#### [DATA RECORDS]
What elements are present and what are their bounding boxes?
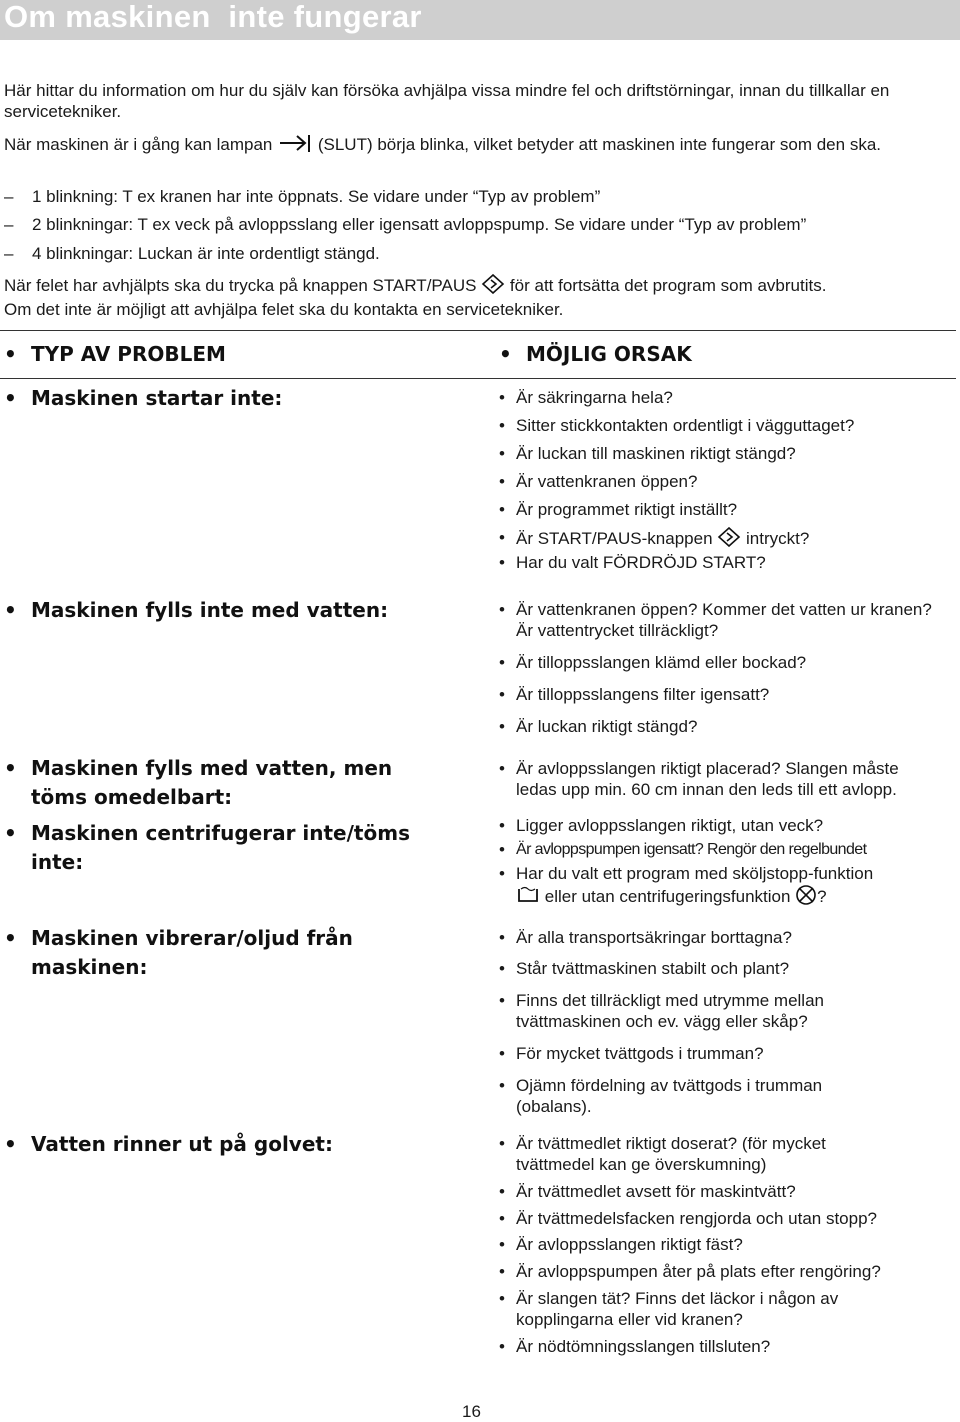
cause-item bbox=[499, 990, 949, 1032]
bullet: • bbox=[499, 1182, 505, 1201]
bullet: • bbox=[499, 600, 505, 619]
cause-item bbox=[499, 684, 949, 705]
bullet: • bbox=[499, 1262, 505, 1281]
bullet: • bbox=[499, 685, 505, 704]
cause-text-c: ? bbox=[817, 886, 827, 906]
restart-text-c: Om det inte är möjligt att avhjälpa felet ska du kontakta en servicetekniker. bbox=[4, 300, 564, 319]
bullet: • bbox=[499, 1289, 505, 1308]
cause-text: Har du valt FÖRDRÖJD START? bbox=[516, 553, 766, 572]
cause-item bbox=[499, 471, 949, 492]
page-title: Om maskinen inte fungerar bbox=[4, 0, 422, 34]
cause-item bbox=[499, 839, 949, 860]
bullet: • bbox=[499, 959, 505, 978]
cause-item bbox=[499, 527, 949, 552]
cause-text: Är avloppsslangen riktigt placerad? Slangen måste ledas upp min. 60 cm innan den leds till ett avlopp. bbox=[516, 759, 899, 799]
bullet: • bbox=[4, 342, 17, 366]
bullet: • bbox=[499, 472, 505, 491]
problem-label: Maskinen vibrerar/oljud från maskinen: bbox=[31, 926, 353, 979]
cause-item bbox=[499, 1288, 949, 1330]
cause-text: Är slangen tät? Finns det läckor i någon av kopplingarna eller vid kranen? bbox=[516, 1289, 839, 1329]
cause-text-b: eller utan centrifugeringsfunktion bbox=[544, 886, 791, 906]
cause-text-b: intryckt? bbox=[746, 528, 810, 548]
blink-text: 1 blinkning: T ex kranen har inte öppnats. Se vidare under “Typ av problem” bbox=[32, 187, 601, 206]
no-spin-icon bbox=[795, 884, 817, 911]
bullet: • bbox=[499, 717, 505, 736]
cause-text: Finns det tillräckligt med utrymme mellan tvättmaskinen och ev. vägg eller skåp? bbox=[516, 991, 824, 1031]
blink-item bbox=[4, 186, 600, 207]
cause-item bbox=[499, 758, 949, 800]
cause-item bbox=[499, 599, 949, 641]
cause-text: Är tilloppsslangen klämd eller bockad? bbox=[516, 653, 807, 672]
bullet: • bbox=[499, 928, 505, 947]
cause-item bbox=[499, 1208, 949, 1229]
restart-paragraph bbox=[4, 274, 954, 320]
bullet: • bbox=[499, 816, 505, 835]
bullet: • bbox=[499, 1134, 505, 1153]
cause-text: Är avloppsslangen riktigt fäst? bbox=[516, 1235, 743, 1254]
bullet: • bbox=[4, 821, 17, 845]
problem-label: Maskinen fylls med vatten, men töms omedelbart: bbox=[31, 756, 393, 809]
cause-item bbox=[499, 443, 949, 464]
restart-text-b: för att fortsätta det program som avbrutits. bbox=[509, 275, 827, 295]
bullet: • bbox=[499, 1076, 505, 1095]
problem-item bbox=[4, 819, 444, 877]
cause-text: Är nödtömningsslangen tillsluten? bbox=[516, 1337, 771, 1356]
bullet: • bbox=[4, 756, 17, 780]
bullet: • bbox=[4, 1132, 17, 1156]
cause-text bbox=[516, 527, 949, 552]
cause-item bbox=[499, 415, 949, 436]
cause-item bbox=[499, 1075, 949, 1117]
cause-text: Ligger avloppsslangen riktigt, utan veck? bbox=[516, 816, 824, 835]
cause-item bbox=[499, 927, 949, 948]
intro-paragraph: Här hittar du information om hur du själv kan försöka avhjälpa vissa mindre fel och driftstörningar, innan du tillkallar en servicetekniker. bbox=[4, 81, 890, 121]
cause-item bbox=[499, 863, 949, 911]
title-bar bbox=[0, 0, 960, 40]
page-number: 16 bbox=[462, 1402, 481, 1421]
cause-text: Är tvättmedlet riktigt doserat? (för mycket tvättmedel kan ge överskumning) bbox=[516, 1134, 826, 1174]
dash: – bbox=[4, 244, 14, 263]
problem-label: Maskinen startar inte: bbox=[31, 386, 283, 410]
cause-text: Står tvättmaskinen stabilt och plant? bbox=[516, 959, 790, 978]
bullet: • bbox=[499, 1209, 505, 1228]
bullet: • bbox=[499, 759, 505, 778]
cause-item bbox=[499, 716, 949, 737]
bullet: • bbox=[4, 386, 17, 410]
bullet: • bbox=[499, 840, 505, 859]
rinse-hold-icon bbox=[516, 886, 540, 909]
cause-text: Är tvättmedlet avsett för maskintvätt? bbox=[516, 1182, 796, 1201]
bullet: • bbox=[499, 653, 505, 672]
end-lamp-text-a: När maskinen är i gång kan lampan bbox=[4, 134, 273, 154]
cause-item bbox=[499, 958, 949, 979]
cause-text: Är vattenkranen öppen? bbox=[516, 472, 698, 491]
problem-item bbox=[4, 1130, 333, 1159]
cause-text: Är alla transportsäkringar borttagna? bbox=[516, 928, 792, 947]
problem-item bbox=[4, 596, 388, 625]
bullet: • bbox=[499, 1235, 505, 1254]
divider bbox=[0, 330, 956, 331]
problem-label: Vatten rinner ut på golvet: bbox=[31, 1132, 333, 1156]
cause-item bbox=[499, 1043, 949, 1064]
bullet: • bbox=[499, 991, 505, 1010]
start-pause-icon bbox=[717, 527, 741, 552]
end-lamp-paragraph bbox=[4, 133, 954, 158]
problem-label: Maskinen fylls inte med vatten: bbox=[31, 598, 389, 622]
bullet: • bbox=[499, 1337, 505, 1356]
bullet: • bbox=[499, 864, 505, 883]
cause-text: Är avloppspumpen igensatt? Rengör den regelbundet bbox=[516, 841, 867, 858]
cause-text-a: Är START/PAUS-knappen bbox=[516, 528, 713, 548]
cause-item bbox=[499, 387, 949, 408]
bullet: • bbox=[499, 500, 505, 519]
cause-item bbox=[499, 1261, 949, 1282]
cause-text: Är luckan till maskinen riktigt stängd? bbox=[516, 444, 796, 463]
bullet: • bbox=[499, 416, 505, 435]
cause-text: Är tvättmedelsfacken rengjorda och utan stopp? bbox=[516, 1209, 877, 1228]
divider bbox=[0, 378, 956, 379]
blink-item bbox=[4, 243, 380, 264]
cause-item bbox=[499, 1336, 949, 1357]
cause-item bbox=[499, 1181, 949, 1202]
cause-text: Är vattenkranen öppen? Kommer det vatten ur kranen? Är vattentrycket tillräckligt? bbox=[516, 600, 932, 640]
end-lamp-text-b: (SLUT) börja blinka, vilket betyder att maskinen inte fungerar som den ska. bbox=[317, 134, 881, 154]
restart-text-a: När felet har avhjälpts ska du trycka på knappen START/PAUS bbox=[4, 275, 477, 295]
bullet: • bbox=[4, 598, 17, 622]
cause-item bbox=[499, 652, 949, 673]
blink-text: 2 blinkningar: T ex veck på avloppsslang eller igensatt avloppspump. Se vidare under “Typ av problem” bbox=[32, 215, 807, 234]
cause-item bbox=[499, 815, 949, 836]
cause-text-a: Har du valt ett program med sköljstopp-funktion bbox=[516, 864, 874, 883]
column-header-problem-label: TYP AV PROBLEM bbox=[31, 342, 226, 366]
column-header-cause-label: MÖJLIG ORSAK bbox=[526, 342, 692, 366]
cause-item bbox=[499, 499, 949, 520]
bullet: • bbox=[499, 528, 505, 547]
cause-text: Är luckan riktigt stängd? bbox=[516, 717, 698, 736]
bullet: • bbox=[499, 444, 505, 463]
bullet: • bbox=[4, 926, 17, 950]
cause-text: Sitter stickkontakten ordentligt i vägguttaget? bbox=[516, 416, 855, 435]
cause-text: Ojämn fördelning av tvättgods i trumman (obalans). bbox=[516, 1076, 823, 1116]
cause-text bbox=[516, 863, 949, 911]
cause-item bbox=[499, 552, 949, 573]
blink-text: 4 blinkningar: Luckan är inte ordentligt stängd. bbox=[32, 244, 380, 263]
dash: – bbox=[4, 215, 14, 234]
cause-text: Är säkringarna hela? bbox=[516, 388, 673, 407]
bullet: • bbox=[499, 1044, 505, 1063]
cause-text: Är avloppspumpen åter på plats efter rengöring? bbox=[516, 1262, 881, 1281]
problem-item bbox=[4, 384, 282, 413]
problem-label: Maskinen centrifugerar inte/töms inte: bbox=[31, 821, 410, 874]
start-pause-icon bbox=[481, 274, 505, 299]
cause-text: Är programmet riktigt inställt? bbox=[516, 500, 738, 519]
problem-item bbox=[4, 924, 361, 982]
bullet: • bbox=[499, 388, 505, 407]
cause-item bbox=[499, 1234, 949, 1255]
cause-item bbox=[499, 1133, 949, 1175]
column-header-problem bbox=[4, 342, 226, 366]
problem-item bbox=[4, 754, 444, 812]
end-arrow-icon bbox=[277, 133, 313, 158]
bullet: • bbox=[499, 553, 505, 572]
blink-item bbox=[4, 214, 806, 235]
bullet: • bbox=[499, 342, 512, 366]
cause-text: Är tilloppsslangens filter igensatt? bbox=[516, 685, 770, 704]
cause-text: För mycket tvättgods i trumman? bbox=[516, 1044, 764, 1063]
dash: – bbox=[4, 187, 14, 206]
column-header-cause bbox=[499, 342, 692, 366]
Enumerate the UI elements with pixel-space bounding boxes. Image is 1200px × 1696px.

#### [WHAT YOU ARE ASKED TO DO]
Copy the lines exactly, starting with the line that contains "cause-item bbox=[499, 990, 949, 1032]" and going on through the line that contains "blink-text: 1 blinkning: T".

#### [RESPONSE TO THE TASK]
cause-item bbox=[499, 990, 949, 1032]
bullet: • bbox=[499, 1182, 505, 1201]
bullet: • bbox=[499, 600, 505, 619]
cause-item bbox=[499, 684, 949, 705]
bullet: • bbox=[499, 1262, 505, 1281]
bullet: • bbox=[499, 685, 505, 704]
cause-text-c: ? bbox=[817, 886, 827, 906]
restart-text-c: Om det inte är möjligt att avhjälpa felet ska du kontakta en servicetekniker. bbox=[4, 300, 564, 319]
bullet: • bbox=[499, 1289, 505, 1308]
cause-text: Har du valt FÖRDRÖJD START? bbox=[516, 553, 766, 572]
cause-item bbox=[499, 471, 949, 492]
page-title: Om maskinen inte fungerar bbox=[4, 0, 422, 34]
cause-item bbox=[499, 839, 949, 860]
bullet: • bbox=[499, 959, 505, 978]
cause-item bbox=[499, 527, 949, 552]
cause-text: Är avloppsslangen riktigt placerad? Slangen måste ledas upp min. 60 cm innan den leds till ett avlopp. bbox=[516, 759, 899, 799]
bullet: • bbox=[4, 342, 17, 366]
bullet: • bbox=[499, 472, 505, 491]
problem-label: Maskinen vibrerar/oljud från maskinen: bbox=[31, 926, 353, 979]
cause-item bbox=[499, 1288, 949, 1330]
cause-text: Är slangen tät? Finns det läckor i någon av kopplingarna eller vid kranen? bbox=[516, 1289, 839, 1329]
cause-text-b: eller utan centrifugeringsfunktion bbox=[544, 886, 791, 906]
cause-text-b: intryckt? bbox=[746, 528, 810, 548]
blink-text: 1 blinkning: T ex kranen har inte öppnats. Se vidare under “Typ av problem” bbox=[32, 187, 601, 206]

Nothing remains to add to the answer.